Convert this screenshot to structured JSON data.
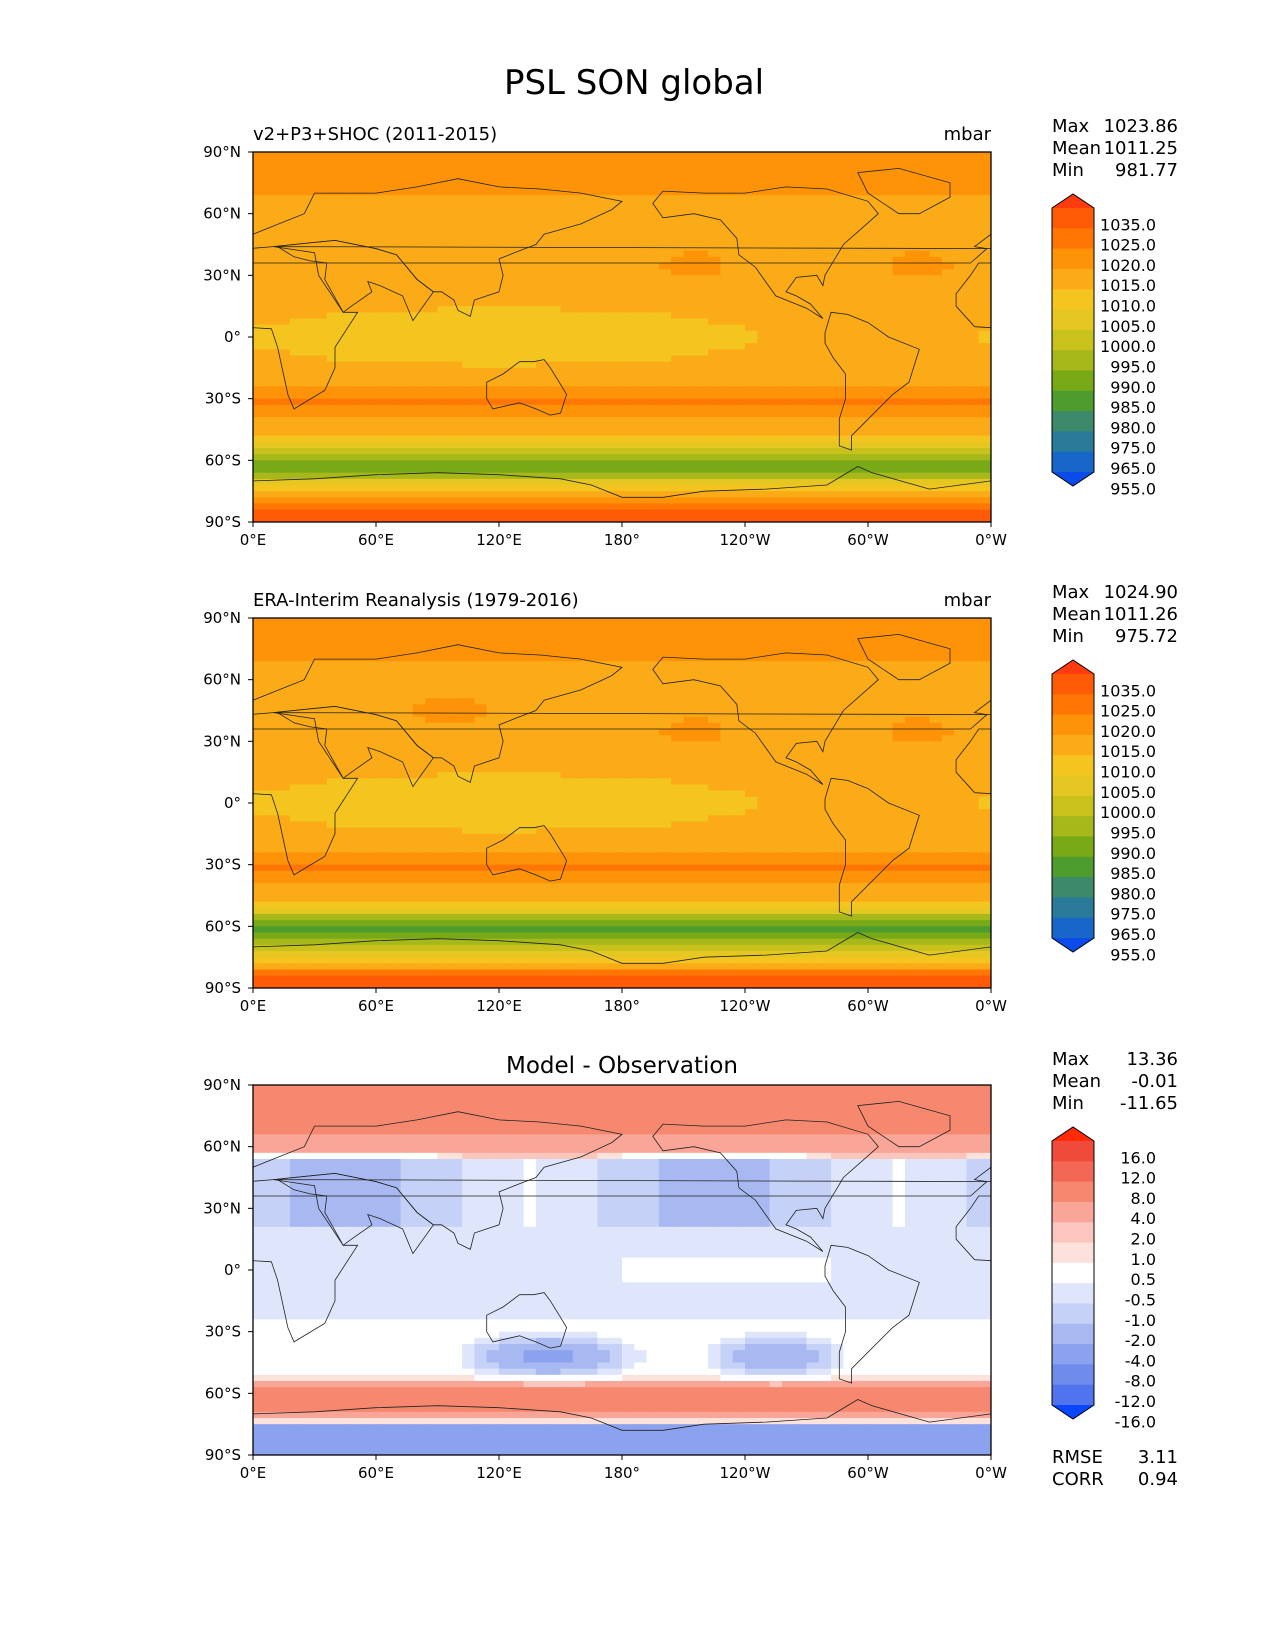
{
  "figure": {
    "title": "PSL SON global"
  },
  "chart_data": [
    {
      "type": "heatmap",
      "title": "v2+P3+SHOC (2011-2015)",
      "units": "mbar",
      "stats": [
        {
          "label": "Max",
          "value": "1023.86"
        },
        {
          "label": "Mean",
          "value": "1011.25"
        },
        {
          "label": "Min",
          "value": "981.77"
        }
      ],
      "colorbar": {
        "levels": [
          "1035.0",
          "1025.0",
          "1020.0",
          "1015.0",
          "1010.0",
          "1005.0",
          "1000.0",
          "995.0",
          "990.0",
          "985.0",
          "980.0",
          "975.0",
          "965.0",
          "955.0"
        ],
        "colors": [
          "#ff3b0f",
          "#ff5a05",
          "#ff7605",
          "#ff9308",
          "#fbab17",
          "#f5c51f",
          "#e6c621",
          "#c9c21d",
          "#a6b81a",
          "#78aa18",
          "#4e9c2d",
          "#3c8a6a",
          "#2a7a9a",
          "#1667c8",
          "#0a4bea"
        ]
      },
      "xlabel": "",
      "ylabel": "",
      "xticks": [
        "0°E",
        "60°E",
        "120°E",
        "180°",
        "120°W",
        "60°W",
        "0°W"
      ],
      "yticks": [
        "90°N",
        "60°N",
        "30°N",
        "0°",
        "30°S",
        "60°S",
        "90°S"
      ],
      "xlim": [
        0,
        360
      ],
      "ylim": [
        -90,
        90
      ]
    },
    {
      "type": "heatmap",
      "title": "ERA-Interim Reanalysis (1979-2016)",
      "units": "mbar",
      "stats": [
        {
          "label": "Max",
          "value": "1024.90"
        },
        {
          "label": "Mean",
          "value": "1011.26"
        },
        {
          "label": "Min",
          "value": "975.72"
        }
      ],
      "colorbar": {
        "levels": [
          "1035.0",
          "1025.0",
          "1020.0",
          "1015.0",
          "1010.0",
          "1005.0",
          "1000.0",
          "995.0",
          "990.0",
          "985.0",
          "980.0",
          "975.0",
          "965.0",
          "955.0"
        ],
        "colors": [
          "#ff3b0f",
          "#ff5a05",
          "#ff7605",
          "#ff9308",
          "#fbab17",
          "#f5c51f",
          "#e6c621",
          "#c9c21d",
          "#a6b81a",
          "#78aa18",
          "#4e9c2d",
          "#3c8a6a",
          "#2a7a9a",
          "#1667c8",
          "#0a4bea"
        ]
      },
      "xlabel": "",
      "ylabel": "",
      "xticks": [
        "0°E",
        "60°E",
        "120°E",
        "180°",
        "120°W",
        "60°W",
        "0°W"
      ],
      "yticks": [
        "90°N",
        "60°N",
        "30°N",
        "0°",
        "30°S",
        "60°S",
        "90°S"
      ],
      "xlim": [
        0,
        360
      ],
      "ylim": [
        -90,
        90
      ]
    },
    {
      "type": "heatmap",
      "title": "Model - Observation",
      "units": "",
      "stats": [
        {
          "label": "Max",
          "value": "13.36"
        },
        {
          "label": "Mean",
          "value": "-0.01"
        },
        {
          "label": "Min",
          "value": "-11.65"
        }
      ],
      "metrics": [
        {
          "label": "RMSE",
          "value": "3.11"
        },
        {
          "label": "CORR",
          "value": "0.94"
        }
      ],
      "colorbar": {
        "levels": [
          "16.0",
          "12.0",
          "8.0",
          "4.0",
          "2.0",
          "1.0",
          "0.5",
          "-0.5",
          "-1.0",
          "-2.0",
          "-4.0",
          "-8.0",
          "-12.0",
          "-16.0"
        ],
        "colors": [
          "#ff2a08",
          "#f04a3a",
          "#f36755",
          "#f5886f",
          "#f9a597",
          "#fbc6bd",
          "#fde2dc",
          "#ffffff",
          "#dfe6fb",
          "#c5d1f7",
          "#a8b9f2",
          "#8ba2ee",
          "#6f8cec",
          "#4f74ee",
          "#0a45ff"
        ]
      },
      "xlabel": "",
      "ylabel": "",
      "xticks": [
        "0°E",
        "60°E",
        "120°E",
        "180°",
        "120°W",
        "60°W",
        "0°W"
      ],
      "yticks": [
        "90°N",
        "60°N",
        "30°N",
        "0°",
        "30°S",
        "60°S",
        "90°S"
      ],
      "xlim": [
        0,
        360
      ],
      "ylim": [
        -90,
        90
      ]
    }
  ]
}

--

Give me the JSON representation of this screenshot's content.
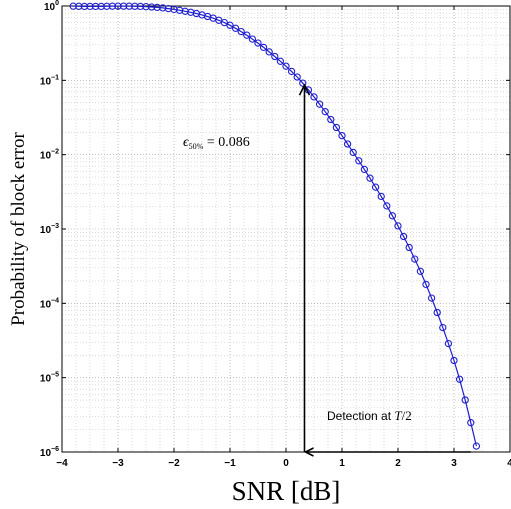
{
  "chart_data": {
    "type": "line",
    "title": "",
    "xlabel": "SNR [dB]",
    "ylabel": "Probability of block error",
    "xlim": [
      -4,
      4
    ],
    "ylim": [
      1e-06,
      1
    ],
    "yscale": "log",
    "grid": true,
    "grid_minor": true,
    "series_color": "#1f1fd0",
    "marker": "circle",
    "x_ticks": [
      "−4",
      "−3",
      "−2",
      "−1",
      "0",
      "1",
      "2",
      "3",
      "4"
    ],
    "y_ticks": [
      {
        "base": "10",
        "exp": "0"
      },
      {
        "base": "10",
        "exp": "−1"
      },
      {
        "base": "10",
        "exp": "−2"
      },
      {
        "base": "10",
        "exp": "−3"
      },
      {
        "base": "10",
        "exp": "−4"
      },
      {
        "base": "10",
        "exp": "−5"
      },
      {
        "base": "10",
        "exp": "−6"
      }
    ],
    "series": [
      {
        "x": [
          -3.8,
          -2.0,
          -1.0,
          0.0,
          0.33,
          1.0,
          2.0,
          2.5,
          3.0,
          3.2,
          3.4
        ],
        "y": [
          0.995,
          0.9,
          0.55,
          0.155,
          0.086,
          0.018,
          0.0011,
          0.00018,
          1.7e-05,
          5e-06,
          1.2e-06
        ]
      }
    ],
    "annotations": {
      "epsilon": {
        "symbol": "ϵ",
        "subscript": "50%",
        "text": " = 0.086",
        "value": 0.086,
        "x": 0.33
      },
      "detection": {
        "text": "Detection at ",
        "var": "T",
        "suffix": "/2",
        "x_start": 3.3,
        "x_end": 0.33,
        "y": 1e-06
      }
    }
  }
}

**Task to carry out**: Copy every line of the listing containing the string "title".

**Solved problem**:
    "title": "PSL SON global"
      "title": "v2+P3+SHOC (2011-2015)",
      "title": "ERA-Interim Reanalysis (1979-2016)",
      "title": "Model - Observation",
    "title": "",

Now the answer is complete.